Seinen Namen erhielt er von dem Goden Þorgeir, Gesetzessprecher des Alþing, der sich im Jahr 1000 in Þingvellir zum Christentum bekannte und daraufhin seine Götterstatuen in den Wasserfall warf.
Goðafoss (Wasserfall der Götter) erinnert an dieses wichtige Ereignis.
Der Fluss Skjálfandafljót ist der viertlängste Islands, etwa 180 Kilometer lang. Das Wasser stürzt nur zwölf Meter in die Tiefe, aber die Wassermassen ergießen sich sehr fotogen auf breiter Front in eine Schlucht.

Fotogener Goðafoss

Fotogener Goðafoss

Durch Lavagestein stiefeln wir nahe an den Goðafoss heran

Durch Lavagestein stiefeln wir nahe an den Goðafoss heran

Fluss Skjálfandafljót nach dem Goðafoss

Fluss Skjálfandafljót nach dem Goðafoss

Grassodenhof Grenjaðarstaður

Grassodenhof Grenjaðarstaður

In der Nähe des Goðafoss liegt Grenjaðarstaður, ein Grassodenhof mit einer 1865 errichteten Kirche in Þingeyjarsveit. Das Gehöft stammt aus dem 19. Jahrhundert und war noch bis Mitte des letzten Jahrhunderts bewohnt.

Grenjaðarstaður dient heute als Museum

Grenjaðarstaður dient heute als Museum

Unsere sehr ländliche, abgeschieden liegende Unterkunft Staðarhóll ist direkt nebenan.

◇ ◇ ◇ ◇

Deine Aufgaben:
1 - Wie lang ist der Fluss Skjálfandafljót laut dem Text über den Goðafoss?
2 - Übersetze aus dem Text über den Goðafoss den Satz „Das Gehöft stammt aus dem 19. Jahrhundert und war noch bis Mitte des letzten Jahrhunderts bewohnt.“ ins Englische.
3 - Gib einen Abschnitt aus dem Text über den Goðafoss wortgetreu wieder: Setze bei den Worten „In der Nähe“ ein und höre nach „ist direkt nebenan.“ auf.

◇ ◇ ◇ ◇

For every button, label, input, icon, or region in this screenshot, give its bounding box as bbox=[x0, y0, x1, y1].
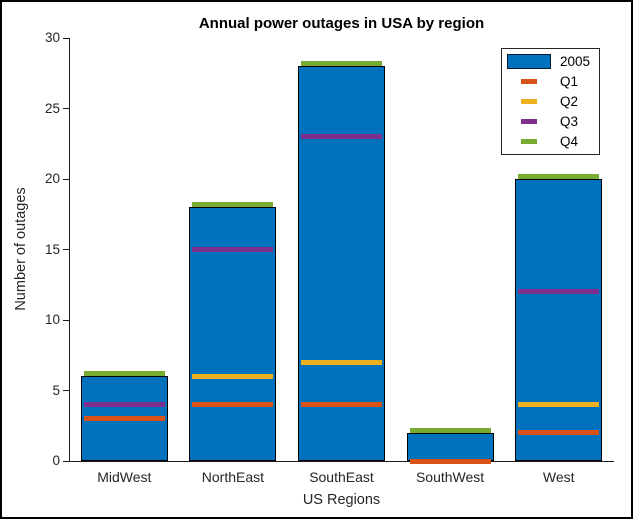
legend-item-q2: Q2 bbox=[502, 92, 599, 111]
y-tick bbox=[63, 390, 69, 391]
legend-swatch-q4 bbox=[521, 138, 537, 144]
y-tick-label: 20 bbox=[44, 171, 60, 186]
y-tick bbox=[63, 319, 69, 321]
y-tick bbox=[63, 460, 69, 462]
q2-mark-west bbox=[518, 402, 600, 408]
q2-mark-northeast bbox=[192, 373, 274, 379]
legend-swatch-col bbox=[507, 98, 551, 104]
q4-mark-west bbox=[518, 174, 600, 179]
x-axis-line bbox=[69, 461, 614, 462]
q1-mark-southeast bbox=[301, 402, 382, 408]
q2-mark-southeast bbox=[301, 359, 382, 365]
legend-label-q2: Q2 bbox=[560, 93, 579, 109]
bar-west bbox=[515, 179, 603, 461]
legend-swatch-q3 bbox=[521, 118, 537, 124]
q3-mark-southeast bbox=[301, 134, 382, 140]
y-tick bbox=[63, 249, 69, 250]
q4-mark-northeast bbox=[192, 202, 274, 208]
legend-label-2005: 2005 bbox=[560, 54, 591, 70]
q3-mark-midwest bbox=[83, 402, 165, 408]
x-category-label-northeast: NorthEast bbox=[201, 469, 265, 485]
legend-swatch-col bbox=[507, 138, 551, 144]
legend-swatch-2005 bbox=[507, 54, 551, 70]
y-tick-label: 15 bbox=[44, 241, 60, 257]
legend-item-q1: Q1 bbox=[502, 72, 599, 91]
bar-southeast bbox=[298, 66, 385, 461]
legend-label-q1: Q1 bbox=[560, 74, 579, 90]
y-tick-label: 0 bbox=[52, 453, 60, 468]
plot-area: 0 5 10 15 20 25 30 MidWest NorthEast SouthEast Sou… bbox=[45, 31, 614, 485]
q3-mark-west bbox=[518, 289, 600, 295]
legend-item-q4: Q4 bbox=[502, 132, 599, 151]
y-tick-label: 25 bbox=[44, 100, 60, 116]
y-axis-line bbox=[69, 38, 70, 462]
legend-label-q4: Q4 bbox=[560, 133, 579, 149]
q4-mark-midwest bbox=[83, 371, 165, 377]
q4-mark-southeast bbox=[301, 61, 382, 67]
x-category-label-southeast: SouthEast bbox=[309, 469, 374, 485]
chart-title: Annual power outages in USA by region bbox=[198, 15, 485, 32]
bar-southwest bbox=[406, 432, 494, 461]
legend-swatch-col bbox=[507, 79, 551, 85]
legend-item-q3: Q3 bbox=[502, 112, 599, 131]
legend-swatch-q2 bbox=[521, 98, 537, 104]
legend-swatch-col bbox=[507, 118, 551, 124]
legend-item-2005: 2005 bbox=[502, 52, 599, 71]
q1-mark-west bbox=[518, 430, 600, 436]
q1-mark-northeast bbox=[192, 402, 274, 408]
legend: 2005 Q1 Q2 Q3 Q4 bbox=[501, 48, 600, 155]
x-axis-label: US Regions bbox=[302, 492, 381, 508]
y-tick-label: 5 bbox=[52, 382, 60, 398]
y-tick bbox=[63, 108, 69, 109]
x-category-label-midwest: MidWest bbox=[97, 469, 152, 485]
q3-mark-northeast bbox=[192, 247, 274, 252]
legend-label-q3: Q3 bbox=[560, 113, 579, 129]
y-tick-label: 10 bbox=[44, 312, 60, 327]
q4-mark-southwest bbox=[409, 427, 491, 433]
legend-swatch-col bbox=[507, 54, 551, 70]
q1-mark-southwest bbox=[409, 458, 491, 464]
y-tick bbox=[63, 178, 69, 180]
x-category-label-southwest: SouthWest bbox=[415, 469, 485, 485]
q1-mark-midwest bbox=[83, 416, 165, 422]
y-tick-label: 30 bbox=[44, 30, 60, 45]
y-tick bbox=[63, 37, 69, 39]
legend-swatch-q1 bbox=[521, 79, 537, 85]
x-category-label-west: West bbox=[542, 469, 575, 485]
bar-northeast bbox=[189, 207, 277, 461]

◇ ◇ ◇ ◇

Lösungen zur Übung:
1 - Etwa 180 Kilometer.

2 - The farmstead dates from the 19th century and was still inhabited until the middle of the last century.

3 -
In der Nähe des Goðafoss liegt Grenjaðarstaður, ein Grassodenhof mit einer 1865 errichteten Kirche in Þingeyjarsveit. Das Gehöft stammt aus dem 19. Jahrhundert und war noch bis Mitte des letzten Jahrhunderts bewohnt.

Grenjaðarstaður dient heute als Museum

Grenjaðarstaður dient heute als Museum

Unsere sehr ländliche, abgeschieden liegende Unterkunft Staðarhóll ist direkt nebenan.